Boxed element entries
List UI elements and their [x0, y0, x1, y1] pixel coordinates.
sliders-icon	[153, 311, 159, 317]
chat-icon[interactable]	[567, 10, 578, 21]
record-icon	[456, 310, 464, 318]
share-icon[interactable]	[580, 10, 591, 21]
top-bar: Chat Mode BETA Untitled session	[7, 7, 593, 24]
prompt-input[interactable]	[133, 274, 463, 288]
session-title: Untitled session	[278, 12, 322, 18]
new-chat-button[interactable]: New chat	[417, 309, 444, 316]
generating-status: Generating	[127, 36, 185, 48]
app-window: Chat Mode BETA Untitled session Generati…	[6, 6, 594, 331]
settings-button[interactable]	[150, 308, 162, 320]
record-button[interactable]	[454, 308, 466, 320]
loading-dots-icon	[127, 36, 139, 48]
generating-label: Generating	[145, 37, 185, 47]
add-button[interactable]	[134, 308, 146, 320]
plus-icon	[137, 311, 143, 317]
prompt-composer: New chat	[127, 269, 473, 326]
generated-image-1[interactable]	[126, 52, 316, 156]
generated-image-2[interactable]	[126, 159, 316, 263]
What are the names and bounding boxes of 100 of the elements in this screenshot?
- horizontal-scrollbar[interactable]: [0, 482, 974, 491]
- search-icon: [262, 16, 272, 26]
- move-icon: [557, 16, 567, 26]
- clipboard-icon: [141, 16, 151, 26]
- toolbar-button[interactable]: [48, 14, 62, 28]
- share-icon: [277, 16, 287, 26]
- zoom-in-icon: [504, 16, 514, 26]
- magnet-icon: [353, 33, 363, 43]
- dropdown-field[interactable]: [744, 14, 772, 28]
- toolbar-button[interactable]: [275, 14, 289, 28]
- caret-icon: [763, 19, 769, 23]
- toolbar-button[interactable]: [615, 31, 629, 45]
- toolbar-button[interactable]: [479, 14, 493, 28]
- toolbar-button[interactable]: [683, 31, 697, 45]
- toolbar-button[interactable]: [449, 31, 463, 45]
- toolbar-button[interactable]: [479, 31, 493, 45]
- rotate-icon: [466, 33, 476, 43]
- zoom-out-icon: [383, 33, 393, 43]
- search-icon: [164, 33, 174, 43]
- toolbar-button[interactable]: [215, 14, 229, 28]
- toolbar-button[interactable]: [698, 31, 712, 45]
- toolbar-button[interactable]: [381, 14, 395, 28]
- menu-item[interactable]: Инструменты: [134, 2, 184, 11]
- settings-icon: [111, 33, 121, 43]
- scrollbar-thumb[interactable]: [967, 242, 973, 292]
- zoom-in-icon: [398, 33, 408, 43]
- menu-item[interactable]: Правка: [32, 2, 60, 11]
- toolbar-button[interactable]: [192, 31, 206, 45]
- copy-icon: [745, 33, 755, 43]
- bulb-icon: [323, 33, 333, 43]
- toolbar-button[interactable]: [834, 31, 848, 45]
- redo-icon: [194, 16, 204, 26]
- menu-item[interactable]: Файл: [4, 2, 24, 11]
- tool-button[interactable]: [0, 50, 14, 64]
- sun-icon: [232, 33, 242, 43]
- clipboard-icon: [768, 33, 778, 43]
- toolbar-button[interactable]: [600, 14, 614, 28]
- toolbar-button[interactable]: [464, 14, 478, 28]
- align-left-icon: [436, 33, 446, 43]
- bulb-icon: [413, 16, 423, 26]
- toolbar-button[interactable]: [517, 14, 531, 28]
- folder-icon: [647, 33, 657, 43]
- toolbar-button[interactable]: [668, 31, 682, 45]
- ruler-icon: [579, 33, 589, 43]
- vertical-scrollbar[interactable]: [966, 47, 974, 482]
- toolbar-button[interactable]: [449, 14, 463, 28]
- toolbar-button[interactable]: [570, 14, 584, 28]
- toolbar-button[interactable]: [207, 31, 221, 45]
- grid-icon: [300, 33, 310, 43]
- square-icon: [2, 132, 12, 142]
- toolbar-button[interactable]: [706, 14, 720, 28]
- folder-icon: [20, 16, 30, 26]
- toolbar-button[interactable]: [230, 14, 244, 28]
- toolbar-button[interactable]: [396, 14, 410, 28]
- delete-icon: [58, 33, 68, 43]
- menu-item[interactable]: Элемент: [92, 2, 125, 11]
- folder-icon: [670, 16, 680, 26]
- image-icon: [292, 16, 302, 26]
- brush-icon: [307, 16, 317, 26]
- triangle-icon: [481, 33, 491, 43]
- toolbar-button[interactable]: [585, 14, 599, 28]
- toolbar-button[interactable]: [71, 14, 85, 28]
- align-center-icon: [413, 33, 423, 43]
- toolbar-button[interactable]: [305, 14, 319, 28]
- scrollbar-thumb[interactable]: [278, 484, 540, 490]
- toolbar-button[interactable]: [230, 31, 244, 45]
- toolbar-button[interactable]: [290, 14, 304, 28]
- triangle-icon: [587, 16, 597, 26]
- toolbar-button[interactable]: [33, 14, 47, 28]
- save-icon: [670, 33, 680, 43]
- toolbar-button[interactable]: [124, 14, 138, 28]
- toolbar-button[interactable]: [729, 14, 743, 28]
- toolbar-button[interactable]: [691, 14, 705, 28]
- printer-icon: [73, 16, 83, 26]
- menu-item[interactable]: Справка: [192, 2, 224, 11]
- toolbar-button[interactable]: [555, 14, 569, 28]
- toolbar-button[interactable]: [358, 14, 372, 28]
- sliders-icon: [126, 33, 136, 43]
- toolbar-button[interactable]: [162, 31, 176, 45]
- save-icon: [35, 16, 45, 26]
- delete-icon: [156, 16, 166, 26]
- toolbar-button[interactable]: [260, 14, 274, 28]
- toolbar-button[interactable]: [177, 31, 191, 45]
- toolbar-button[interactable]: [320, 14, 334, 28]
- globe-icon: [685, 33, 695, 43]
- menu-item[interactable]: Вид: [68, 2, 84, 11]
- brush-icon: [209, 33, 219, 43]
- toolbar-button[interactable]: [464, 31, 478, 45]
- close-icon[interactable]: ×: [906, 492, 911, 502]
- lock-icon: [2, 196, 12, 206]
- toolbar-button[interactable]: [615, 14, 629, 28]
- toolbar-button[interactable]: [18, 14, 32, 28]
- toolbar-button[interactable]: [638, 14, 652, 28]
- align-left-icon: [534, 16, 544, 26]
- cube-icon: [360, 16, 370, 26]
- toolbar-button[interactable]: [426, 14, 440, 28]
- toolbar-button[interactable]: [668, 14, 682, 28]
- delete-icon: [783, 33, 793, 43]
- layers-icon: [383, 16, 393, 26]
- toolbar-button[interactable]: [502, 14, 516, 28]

◆ **Task prompt**: Revise the material so that every "search-icon" reads "magnifier-icon", and keep all other text the same.

◆ **Solution**:
List UI elements and their [x0, y0, x1, y1] pixel coordinates.
sliders-icon	[153, 311, 159, 317]
chat-icon[interactable]	[567, 10, 578, 21]
record-icon	[456, 310, 464, 318]
share-icon[interactable]	[580, 10, 591, 21]
top-bar: Chat Mode BETA Untitled session	[7, 7, 593, 24]
prompt-input[interactable]	[133, 274, 463, 288]
session-title: Untitled session	[278, 12, 322, 18]
new-chat-button[interactable]: New chat	[417, 309, 444, 316]
generating-status: Generating	[127, 36, 185, 48]
app-window: Chat Mode BETA Untitled session Generati…	[6, 6, 594, 331]
settings-button[interactable]	[150, 308, 162, 320]
record-button[interactable]	[454, 308, 466, 320]
loading-dots-icon	[127, 36, 139, 48]
generating-label: Generating	[145, 37, 185, 47]
add-button[interactable]	[134, 308, 146, 320]
plus-icon	[137, 311, 143, 317]
prompt-composer: New chat	[127, 269, 473, 326]
generated-image-1[interactable]	[126, 52, 316, 156]
generated-image-2[interactable]	[126, 159, 316, 263]
What are the names and bounding boxes of 100 of the elements in this screenshot?
- horizontal-scrollbar[interactable]: [0, 482, 974, 491]
- magnifier-icon: [262, 16, 272, 26]
- move-icon: [557, 16, 567, 26]
- clipboard-icon: [141, 16, 151, 26]
- toolbar-button[interactable]: [48, 14, 62, 28]
- share-icon: [277, 16, 287, 26]
- zoom-in-icon: [504, 16, 514, 26]
- magnet-icon: [353, 33, 363, 43]
- dropdown-field[interactable]: [744, 14, 772, 28]
- toolbar-button[interactable]: [275, 14, 289, 28]
- caret-icon: [763, 19, 769, 23]
- toolbar-button[interactable]: [615, 31, 629, 45]
- toolbar-button[interactable]: [479, 14, 493, 28]
- toolbar-button[interactable]: [683, 31, 697, 45]
- toolbar-button[interactable]: [449, 31, 463, 45]
- toolbar-button[interactable]: [479, 31, 493, 45]
- rotate-icon: [466, 33, 476, 43]
- zoom-out-icon: [383, 33, 393, 43]
- magnifier-icon: [164, 33, 174, 43]
- toolbar-button[interactable]: [215, 14, 229, 28]
- toolbar-button[interactable]: [698, 31, 712, 45]
- toolbar-button[interactable]: [381, 14, 395, 28]
- menu-item[interactable]: Инструменты: [134, 2, 184, 11]
- settings-icon: [111, 33, 121, 43]
- scrollbar-thumb[interactable]: [967, 242, 973, 292]
- zoom-in-icon: [398, 33, 408, 43]
- menu-item[interactable]: Правка: [32, 2, 60, 11]
- toolbar-button[interactable]: [192, 31, 206, 45]
- copy-icon: [745, 33, 755, 43]
- bulb-icon: [323, 33, 333, 43]
- toolbar-button[interactable]: [834, 31, 848, 45]
- redo-icon: [194, 16, 204, 26]
- menu-item[interactable]: Файл: [4, 2, 24, 11]
- tool-button[interactable]: [0, 50, 14, 64]
- sun-icon: [232, 33, 242, 43]
- clipboard-icon: [768, 33, 778, 43]
- toolbar-button[interactable]: [600, 14, 614, 28]
- toolbar-button[interactable]: [464, 14, 478, 28]
- align-left-icon: [436, 33, 446, 43]
- bulb-icon: [413, 16, 423, 26]
- toolbar-button[interactable]: [517, 14, 531, 28]
- folder-icon: [647, 33, 657, 43]
- toolbar-button[interactable]: [668, 31, 682, 45]
- ruler-icon: [579, 33, 589, 43]
- vertical-scrollbar[interactable]: [966, 47, 974, 482]
- toolbar-button[interactable]: [449, 14, 463, 28]
- toolbar-button[interactable]: [570, 14, 584, 28]
- toolbar-button[interactable]: [207, 31, 221, 45]
- grid-icon: [300, 33, 310, 43]
- square-icon: [2, 132, 12, 142]
- toolbar-button[interactable]: [706, 14, 720, 28]
- folder-icon: [20, 16, 30, 26]
- toolbar-button[interactable]: [230, 14, 244, 28]
- toolbar-button[interactable]: [396, 14, 410, 28]
- delete-icon: [58, 33, 68, 43]
- menu-item[interactable]: Элемент: [92, 2, 125, 11]
- folder-icon: [670, 16, 680, 26]
- image-icon: [292, 16, 302, 26]
- brush-icon: [307, 16, 317, 26]
- triangle-icon: [481, 33, 491, 43]
- toolbar-button[interactable]: [585, 14, 599, 28]
- toolbar-button[interactable]: [71, 14, 85, 28]
- align-center-icon: [413, 33, 423, 43]
- toolbar-button[interactable]: [305, 14, 319, 28]
- scrollbar-thumb[interactable]: [278, 484, 540, 490]
- toolbar-button[interactable]: [230, 31, 244, 45]
- toolbar-button[interactable]: [290, 14, 304, 28]
- triangle-icon: [587, 16, 597, 26]
- toolbar-button[interactable]: [33, 14, 47, 28]
- save-icon: [670, 33, 680, 43]
- toolbar-button[interactable]: [124, 14, 138, 28]
- toolbar-button[interactable]: [729, 14, 743, 28]
- toolbar-button[interactable]: [691, 14, 705, 28]
- printer-icon: [73, 16, 83, 26]
- menu-item[interactable]: Справка: [192, 2, 224, 11]
- toolbar-button[interactable]: [555, 14, 569, 28]
- toolbar-button[interactable]: [358, 14, 372, 28]
- sliders-icon: [126, 33, 136, 43]
- toolbar-button[interactable]: [162, 31, 176, 45]
- save-icon: [35, 16, 45, 26]
- delete-icon: [156, 16, 166, 26]
- toolbar-button[interactable]: [260, 14, 274, 28]
- toolbar-button[interactable]: [177, 31, 191, 45]
- toolbar-button[interactable]: [320, 14, 334, 28]
- globe-icon: [685, 33, 695, 43]
- menu-item[interactable]: Вид: [68, 2, 84, 11]
- brush-icon: [209, 33, 219, 43]
- toolbar-button[interactable]: [464, 31, 478, 45]
- close-icon[interactable]: ×: [906, 492, 911, 502]
- lock-icon: [2, 196, 12, 206]
- toolbar-button[interactable]: [615, 14, 629, 28]
- toolbar-button[interactable]: [18, 14, 32, 28]
- toolbar-button[interactable]: [638, 14, 652, 28]
- align-left-icon: [534, 16, 544, 26]
- cube-icon: [360, 16, 370, 26]
- toolbar-button[interactable]: [426, 14, 440, 28]
- toolbar-button[interactable]: [668, 14, 682, 28]
- delete-icon: [783, 33, 793, 43]
- layers-icon: [383, 16, 393, 26]
- toolbar-button[interactable]: [502, 14, 516, 28]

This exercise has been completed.